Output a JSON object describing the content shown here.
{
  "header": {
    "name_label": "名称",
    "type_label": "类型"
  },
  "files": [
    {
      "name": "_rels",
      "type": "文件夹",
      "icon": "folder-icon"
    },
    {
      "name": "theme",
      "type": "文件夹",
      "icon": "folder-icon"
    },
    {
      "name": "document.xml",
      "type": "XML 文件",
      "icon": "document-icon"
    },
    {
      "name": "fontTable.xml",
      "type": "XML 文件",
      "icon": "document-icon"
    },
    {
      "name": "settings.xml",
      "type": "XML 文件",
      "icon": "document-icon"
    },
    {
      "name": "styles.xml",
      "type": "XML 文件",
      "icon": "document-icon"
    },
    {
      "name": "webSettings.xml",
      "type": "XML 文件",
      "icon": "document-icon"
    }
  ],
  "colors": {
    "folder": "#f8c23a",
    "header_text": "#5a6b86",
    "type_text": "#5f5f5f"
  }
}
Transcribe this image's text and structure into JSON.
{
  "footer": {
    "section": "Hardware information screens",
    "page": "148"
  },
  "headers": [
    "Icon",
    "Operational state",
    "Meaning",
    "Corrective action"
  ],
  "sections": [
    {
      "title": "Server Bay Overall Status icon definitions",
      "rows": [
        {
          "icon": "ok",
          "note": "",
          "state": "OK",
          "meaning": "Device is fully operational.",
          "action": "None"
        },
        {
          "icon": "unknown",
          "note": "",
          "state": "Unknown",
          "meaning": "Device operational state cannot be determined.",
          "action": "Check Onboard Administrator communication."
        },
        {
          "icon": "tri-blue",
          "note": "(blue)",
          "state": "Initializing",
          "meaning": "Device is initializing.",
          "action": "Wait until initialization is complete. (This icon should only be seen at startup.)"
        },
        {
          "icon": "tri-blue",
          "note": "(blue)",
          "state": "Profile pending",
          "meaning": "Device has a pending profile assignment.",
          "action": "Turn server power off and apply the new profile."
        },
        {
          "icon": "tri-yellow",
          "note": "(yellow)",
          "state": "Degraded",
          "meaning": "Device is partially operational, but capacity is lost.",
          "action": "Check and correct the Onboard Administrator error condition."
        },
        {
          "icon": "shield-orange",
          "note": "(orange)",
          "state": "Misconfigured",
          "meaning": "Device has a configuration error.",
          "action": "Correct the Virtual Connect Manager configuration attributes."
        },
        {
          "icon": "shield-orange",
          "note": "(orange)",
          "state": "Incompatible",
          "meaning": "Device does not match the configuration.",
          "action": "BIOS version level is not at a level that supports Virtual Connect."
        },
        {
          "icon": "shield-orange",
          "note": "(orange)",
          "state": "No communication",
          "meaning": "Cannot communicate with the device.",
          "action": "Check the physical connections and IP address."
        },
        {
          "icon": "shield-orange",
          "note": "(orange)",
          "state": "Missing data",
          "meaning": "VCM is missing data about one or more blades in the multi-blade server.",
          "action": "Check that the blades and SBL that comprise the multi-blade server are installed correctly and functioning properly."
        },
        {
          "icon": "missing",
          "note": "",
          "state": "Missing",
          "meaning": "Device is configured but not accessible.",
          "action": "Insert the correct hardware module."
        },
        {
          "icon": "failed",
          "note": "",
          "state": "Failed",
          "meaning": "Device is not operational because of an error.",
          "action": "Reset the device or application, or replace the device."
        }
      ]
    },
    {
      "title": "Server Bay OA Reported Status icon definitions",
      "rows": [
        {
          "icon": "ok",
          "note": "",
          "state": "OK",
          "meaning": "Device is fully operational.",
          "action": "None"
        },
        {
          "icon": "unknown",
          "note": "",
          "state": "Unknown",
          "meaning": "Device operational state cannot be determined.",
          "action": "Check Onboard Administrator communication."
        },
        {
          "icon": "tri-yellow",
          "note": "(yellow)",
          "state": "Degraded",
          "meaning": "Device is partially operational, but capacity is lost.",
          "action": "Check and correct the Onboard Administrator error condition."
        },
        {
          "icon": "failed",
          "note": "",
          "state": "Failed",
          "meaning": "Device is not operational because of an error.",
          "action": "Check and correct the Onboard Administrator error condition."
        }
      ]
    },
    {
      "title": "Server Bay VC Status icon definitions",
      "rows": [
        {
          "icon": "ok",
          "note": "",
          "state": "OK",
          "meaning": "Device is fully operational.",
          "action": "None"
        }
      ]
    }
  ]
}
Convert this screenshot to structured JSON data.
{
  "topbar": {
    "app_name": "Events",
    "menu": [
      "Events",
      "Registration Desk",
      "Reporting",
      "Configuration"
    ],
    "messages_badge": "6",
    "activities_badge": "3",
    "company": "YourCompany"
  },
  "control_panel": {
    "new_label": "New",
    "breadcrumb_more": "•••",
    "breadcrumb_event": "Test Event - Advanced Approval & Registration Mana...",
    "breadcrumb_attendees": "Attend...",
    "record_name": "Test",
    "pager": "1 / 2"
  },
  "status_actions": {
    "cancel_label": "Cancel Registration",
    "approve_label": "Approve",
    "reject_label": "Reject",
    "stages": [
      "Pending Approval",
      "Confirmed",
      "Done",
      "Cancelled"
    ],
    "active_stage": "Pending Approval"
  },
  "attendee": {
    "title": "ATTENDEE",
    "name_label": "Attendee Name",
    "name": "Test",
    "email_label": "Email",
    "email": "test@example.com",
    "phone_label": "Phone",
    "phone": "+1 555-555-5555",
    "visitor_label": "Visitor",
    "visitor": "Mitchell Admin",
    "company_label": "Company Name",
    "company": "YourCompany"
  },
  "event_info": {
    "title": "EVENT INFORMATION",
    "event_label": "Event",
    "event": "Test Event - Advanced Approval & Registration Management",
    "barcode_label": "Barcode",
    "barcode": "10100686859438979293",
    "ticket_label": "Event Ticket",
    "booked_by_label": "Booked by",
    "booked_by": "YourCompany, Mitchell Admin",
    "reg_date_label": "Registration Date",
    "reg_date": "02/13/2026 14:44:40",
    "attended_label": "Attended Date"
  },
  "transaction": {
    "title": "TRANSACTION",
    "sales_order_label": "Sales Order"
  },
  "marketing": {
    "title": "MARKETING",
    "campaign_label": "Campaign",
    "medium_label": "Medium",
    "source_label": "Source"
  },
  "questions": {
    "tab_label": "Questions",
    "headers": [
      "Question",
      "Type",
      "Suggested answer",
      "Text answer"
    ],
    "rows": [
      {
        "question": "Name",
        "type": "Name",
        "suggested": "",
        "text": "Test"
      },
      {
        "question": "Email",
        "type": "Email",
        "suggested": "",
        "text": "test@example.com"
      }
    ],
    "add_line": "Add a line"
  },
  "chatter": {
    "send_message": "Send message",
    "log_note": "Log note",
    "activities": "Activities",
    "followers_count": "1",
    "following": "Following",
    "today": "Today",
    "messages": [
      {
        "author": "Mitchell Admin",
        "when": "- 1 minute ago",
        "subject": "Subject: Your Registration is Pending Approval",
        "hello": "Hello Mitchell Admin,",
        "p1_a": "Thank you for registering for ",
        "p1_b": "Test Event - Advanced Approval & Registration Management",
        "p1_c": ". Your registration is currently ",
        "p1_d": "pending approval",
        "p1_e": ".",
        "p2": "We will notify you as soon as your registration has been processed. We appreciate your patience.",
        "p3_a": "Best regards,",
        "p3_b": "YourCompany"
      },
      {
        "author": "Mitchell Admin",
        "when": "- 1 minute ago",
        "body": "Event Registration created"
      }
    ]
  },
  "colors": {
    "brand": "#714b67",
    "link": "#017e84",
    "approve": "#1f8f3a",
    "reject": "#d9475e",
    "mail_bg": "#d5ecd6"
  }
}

————

Directions =>
Write out the data again, exactly and in full.

Correct answer =>
Output a JSON object describing the content shown here.
{
  "header": {
    "name_label": "名称",
    "type_label": "类型"
  },
  "files": [
    {
      "name": "_rels",
      "type": "文件夹",
      "icon": "folder-icon"
    },
    {
      "name": "theme",
      "type": "文件夹",
      "icon": "folder-icon"
    },
    {
      "name": "document.xml",
      "type": "XML 文件",
      "icon": "document-icon"
    },
    {
      "name": "fontTable.xml",
      "type": "XML 文件",
      "icon": "document-icon"
    },
    {
      "name": "settings.xml",
      "type": "XML 文件",
      "icon": "document-icon"
    },
    {
      "name": "styles.xml",
      "type": "XML 文件",
      "icon": "document-icon"
    },
    {
      "name": "webSettings.xml",
      "type": "XML 文件",
      "icon": "document-icon"
    }
  ],
  "colors": {
    "folder": "#f8c23a",
    "header_text": "#5a6b86",
    "type_text": "#5f5f5f"
  }
}
Transcribe this image's text and structure into JSON.
{
  "footer": {
    "section": "Hardware information screens",
    "page": "148"
  },
  "headers": [
    "Icon",
    "Operational state",
    "Meaning",
    "Corrective action"
  ],
  "sections": [
    {
      "title": "Server Bay Overall Status icon definitions",
      "rows": [
        {
          "icon": "ok",
          "note": "",
          "state": "OK",
          "meaning": "Device is fully operational.",
          "action": "None"
        },
        {
          "icon": "unknown",
          "note": "",
          "state": "Unknown",
          "meaning": "Device operational state cannot be determined.",
          "action": "Check Onboard Administrator communication."
        },
        {
          "icon": "tri-blue",
          "note": "(blue)",
          "state": "Initializing",
          "meaning": "Device is initializing.",
          "action": "Wait until initialization is complete. (This icon should only be seen at startup.)"
        },
        {
          "icon": "tri-blue",
          "note": "(blue)",
          "state": "Profile pending",
          "meaning": "Device has a pending profile assignment.",
          "action": "Turn server power off and apply the new profile."
        },
        {
          "icon": "tri-yellow",
          "note": "(yellow)",
          "state": "Degraded",
          "meaning": "Device is partially operational, but capacity is lost.",
          "action": "Check and correct the Onboard Administrator error condition."
        },
        {
          "icon": "shield-orange",
          "note": "(orange)",
          "state": "Misconfigured",
          "meaning": "Device has a configuration error.",
          "action": "Correct the Virtual Connect Manager configuration attributes."
        },
        {
          "icon": "shield-orange",
          "note": "(orange)",
          "state": "Incompatible",
          "meaning": "Device does not match the configuration.",
          "action": "BIOS version level is not at a level that supports Virtual Connect."
        },
        {
          "icon": "shield-orange",
          "note": "(orange)",
          "state": "No communication",
          "meaning": "Cannot communicate with the device.",
          "action": "Check the physical connections and IP address."
        },
        {
          "icon": "shield-orange",
          "note": "(orange)",
          "state": "Missing data",
          "meaning": "VCM is missing data about one or more blades in the multi-blade server.",
          "action": "Check that the blades and SBL that comprise the multi-blade server are installed correctly and functioning properly."
        },
        {
          "icon": "missing",
          "note": "",
          "state": "Missing",
          "meaning": "Device is configured but not accessible.",
          "action": "Insert the correct hardware module."
        },
        {
          "icon": "failed",
          "note": "",
          "state": "Failed",
          "meaning": "Device is not operational because of an error.",
          "action": "Reset the device or application, or replace the device."
        }
      ]
    },
    {
      "title": "Server Bay OA Reported Status icon definitions",
      "rows": [
        {
          "icon": "ok",
          "note": "",
          "state": "OK",
          "meaning": "Device is fully operational.",
          "action": "None"
        },
        {
          "icon": "unknown",
          "note": "",
          "state": "Unknown",
          "meaning": "Device operational state cannot be determined.",
          "action": "Check Onboard Administrator communication."
        },
        {
          "icon": "tri-yellow",
          "note": "(yellow)",
          "state": "Degraded",
          "meaning": "Device is partially operational, but capacity is lost.",
          "action": "Check and correct the Onboard Administrator error condition."
        },
        {
          "icon": "failed",
          "note": "",
          "state": "Failed",
          "meaning": "Device is not operational because of an error.",
          "action": "Check and correct the Onboard Administrator error condition."
        }
      ]
    },
    {
      "title": "Server Bay VC Status icon definitions",
      "rows": [
        {
          "icon": "ok",
          "note": "",
          "state": "OK",
          "meaning": "Device is fully operational.",
          "action": "None"
        }
      ]
    }
  ]
}
Convert this screenshot to structured JSON data.
{
  "topbar": {
    "app_name": "Events",
    "menu": [
      "Events",
      "Registration Desk",
      "Reporting",
      "Configuration"
    ],
    "messages_badge": "6",
    "activities_badge": "3",
    "company": "YourCompany"
  },
  "control_panel": {
    "new_label": "New",
    "breadcrumb_more": "•••",
    "breadcrumb_event": "Test Event - Advanced Approval & Registration Mana...",
    "breadcrumb_attendees": "Attend...",
    "record_name": "Test",
    "pager": "1 / 2"
  },
  "status_actions": {
    "cancel_label": "Cancel Registration",
    "approve_label": "Approve",
    "reject_label": "Reject",
    "stages": [
      "Pending Approval",
      "Confirmed",
      "Done",
      "Cancelled"
    ],
    "active_stage": "Pending Approval"
  },
  "attendee": {
    "title": "ATTENDEE",
    "name_label": "Attendee Name",
    "name": "Test",
    "email_label": "Email",
    "email": "test@example.com",
    "phone_label": "Phone",
    "phone": "+1 555-555-5555",
    "visitor_label": "Visitor",
    "visitor": "Mitchell Admin",
    "company_label": "Company Name",
    "company": "YourCompany"
  },
  "event_info": {
    "title": "EVENT INFORMATION",
    "event_label": "Event",
    "event": "Test Event - Advanced Approval & Registration Management",
    "barcode_label": "Barcode",
    "barcode": "10100686859438979293",
    "ticket_label": "Event Ticket",
    "booked_by_label": "Booked by",
    "booked_by": "YourCompany, Mitchell Admin",
    "reg_date_label": "Registration Date",
    "reg_date": "02/13/2026 14:44:40",
    "attended_label": "Attended Date"
  },
  "transaction": {
    "title": "TRANSACTION",
    "sales_order_label": "Sales Order"
  },
  "marketing": {
    "title": "MARKETING",
    "campaign_label": "Campaign",
    "medium_label": "Medium",
    "source_label": "Source"
  },
  "questions": {
    "tab_label": "Questions",
    "headers": [
      "Question",
      "Type",
      "Suggested answer",
      "Text answer"
    ],
    "rows": [
      {
        "question": "Name",
        "type": "Name",
        "suggested": "",
        "text": "Test"
      },
      {
        "question": "Email",
        "type": "Email",
        "suggested": "",
        "text": "test@example.com"
      }
    ],
    "add_line": "Add a line"
  },
  "chatter": {
    "send_message": "Send message",
    "log_note": "Log note",
    "activities": "Activities",
    "followers_count": "1",
    "following": "Following",
    "today": "Today",
    "messages": [
      {
        "author": "Mitchell Admin",
        "when": "- 1 minute ago",
        "subject": "Subject: Your Registration is Pending Approval",
        "hello": "Hello Mitchell Admin,",
        "p1_a": "Thank you for registering for ",
        "p1_b": "Test Event - Advanced Approval & Registration Management",
        "p1_c": ". Your registration is currently ",
        "p1_d": "pending approval",
        "p1_e": ".",
        "p2": "We will notify you as soon as your registration has been processed. We appreciate your patience.",
        "p3_a": "Best regards,",
        "p3_b": "YourCompany"
      },
      {
        "author": "Mitchell Admin",
        "when": "- 1 minute ago",
        "body": "Event Registration created"
      }
    ]
  },
  "colors": {
    "brand": "#714b67",
    "link": "#017e84",
    "approve": "#1f8f3a",
    "reject": "#d9475e",
    "mail_bg": "#d5ecd6"
  }
}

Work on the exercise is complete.